THE PROBLEM:
Look through the lines below and extract any with the word "nPacific".

START GIVEN DATA

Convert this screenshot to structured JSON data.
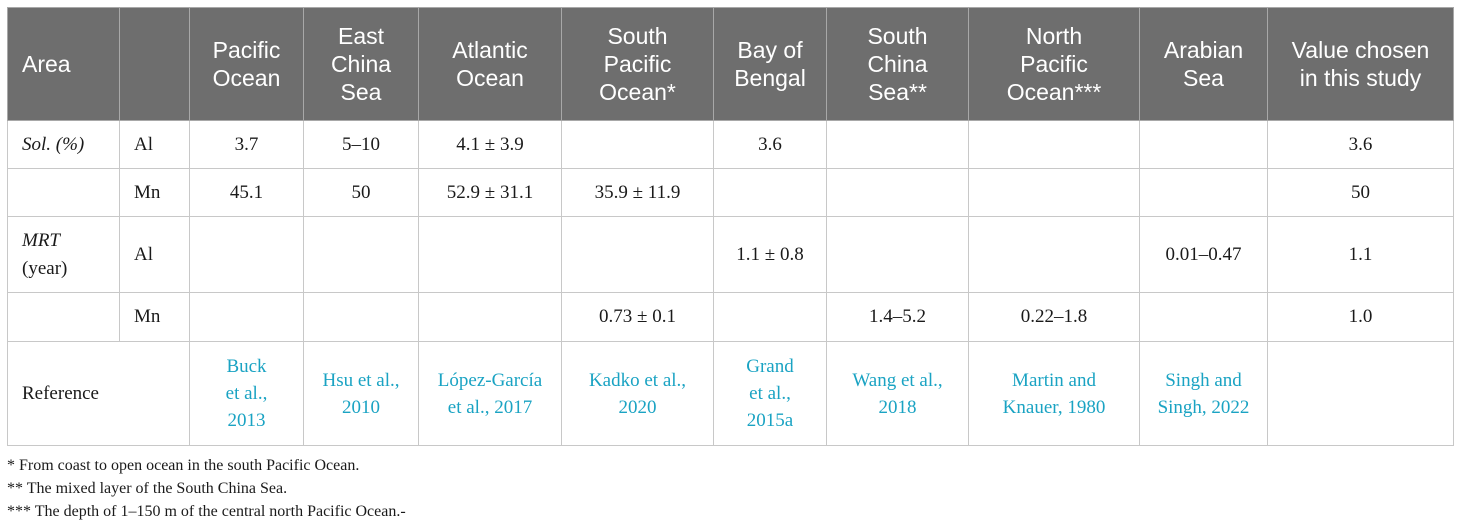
{
  "header": {
    "area": "Area",
    "blank": "",
    "columns": [
      "Pacific\nOcean",
      "East\nChina\nSea",
      "Atlantic\nOcean",
      "South\nPacific\nOcean*",
      "Bay of\nBengal",
      "South\nChina\nSea**",
      "North\nPacific\nOcean***",
      "Arabian\nSea",
      "Value chosen\nin this study"
    ]
  },
  "rows": [
    {
      "group": "Sol. (%)",
      "element": "Al",
      "values": [
        "3.7",
        "5–10",
        "4.1 ± 3.9",
        "",
        "3.6",
        "",
        "",
        "",
        "3.6"
      ]
    },
    {
      "group": "",
      "element": "Mn",
      "values": [
        "45.1",
        "50",
        "52.9 ± 31.1",
        "35.9 ± 11.9",
        "",
        "",
        "",
        "",
        "50"
      ]
    },
    {
      "group": "MRT\n(year)",
      "element": "Al",
      "values": [
        "",
        "",
        "",
        "",
        "1.1 ± 0.8",
        "",
        "",
        "0.01–0.47",
        "1.1"
      ]
    },
    {
      "group": "",
      "element": "Mn",
      "values": [
        "",
        "",
        "",
        "0.73 ± 0.1",
        "",
        "1.4–5.2",
        "0.22–1.8",
        "",
        "1.0"
      ]
    }
  ],
  "reference": {
    "label": "Reference",
    "values": [
      "Buck\net al.,\n2013",
      "Hsu et al.,\n2010",
      "López-García\net al., 2017",
      "Kadko et al.,\n2020",
      "Grand\net al.,\n2015a",
      "Wang et al.,\n2018",
      "Martin and\nKnauer, 1980",
      "Singh and\nSingh, 2022",
      ""
    ]
  },
  "footnotes": [
    "* From coast to open ocean in the south Pacific Ocean.",
    "** The mixed layer of the South China Sea.",
    "*** The depth of 1–150 m of the central north Pacific Ocean.-"
  ]
}
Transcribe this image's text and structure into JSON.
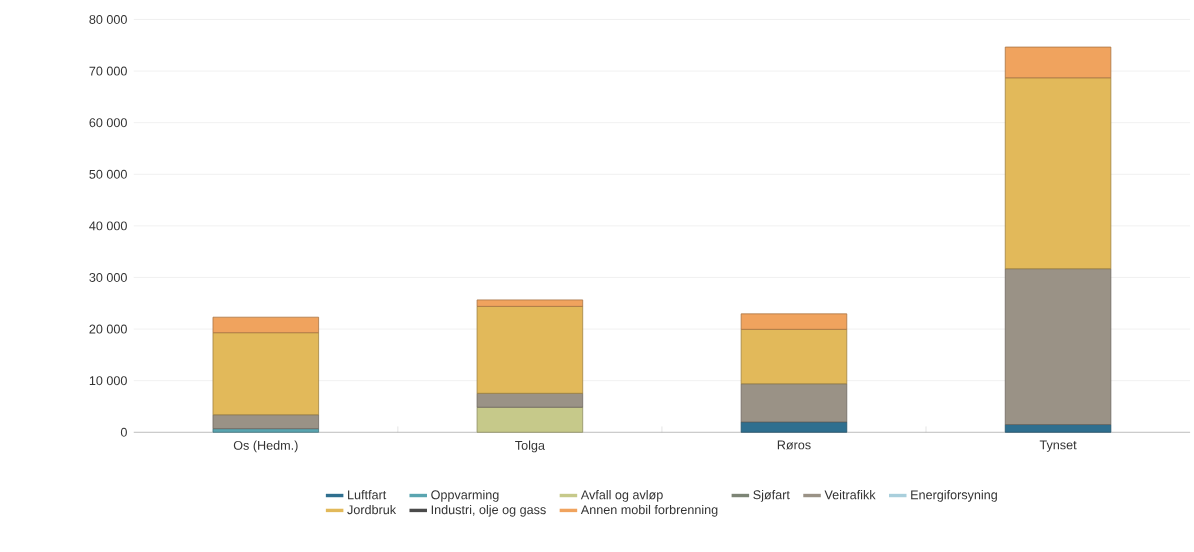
{
  "chart_data": {
    "type": "bar",
    "stacked": true,
    "categories": [
      "Os (Hedm.)",
      "Tolga",
      "Røros",
      "Tynset"
    ],
    "series": [
      {
        "name": "Luftfart",
        "color": "#2f6f8f",
        "values": [
          null,
          null,
          2000,
          1500
        ]
      },
      {
        "name": "Oppvarming",
        "color": "#5aa5b0",
        "values": [
          700,
          null,
          null,
          null
        ]
      },
      {
        "name": "Avfall og avløp",
        "color": "#c6c98a",
        "values": [
          null,
          4850,
          null,
          null
        ]
      },
      {
        "name": "Sjøfart",
        "color": "#7d8576",
        "values": [
          null,
          null,
          null,
          null
        ]
      },
      {
        "name": "Veitrafikk",
        "color": "#9a9286",
        "values": [
          2700,
          2700,
          7400,
          30200
        ]
      },
      {
        "name": "Energiforsyning",
        "color": "#a9cfdc",
        "values": [
          null,
          null,
          null,
          null
        ]
      },
      {
        "name": "Jordbruk",
        "color": "#e2b95a",
        "values": [
          15900,
          16850,
          10550,
          37000
        ]
      },
      {
        "name": "Industri, olje og gass",
        "color": "#4b4b4b",
        "values": [
          null,
          null,
          null,
          null
        ]
      },
      {
        "name": "Annen mobil forbrenning",
        "color": "#f0a35e",
        "values": [
          3000,
          1250,
          3000,
          5950
        ]
      }
    ],
    "ylim": [
      0,
      80000
    ],
    "yticks": [
      {
        "value": 0,
        "label": "0"
      },
      {
        "value": 10000,
        "label": "10 000"
      },
      {
        "value": 20000,
        "label": "20 000"
      },
      {
        "value": 30000,
        "label": "30 000"
      },
      {
        "value": 40000,
        "label": "40 000"
      },
      {
        "value": 50000,
        "label": "50 000"
      },
      {
        "value": 60000,
        "label": "60 000"
      },
      {
        "value": 70000,
        "label": "70 000"
      },
      {
        "value": 80000,
        "label": "80 000"
      }
    ],
    "grid": "y",
    "legend": "bottom"
  }
}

END GIVEN DATA

WRITTEN SOLUTION:
      "South\nPacific\nOcean*",
      "North\nPacific\nOcean***",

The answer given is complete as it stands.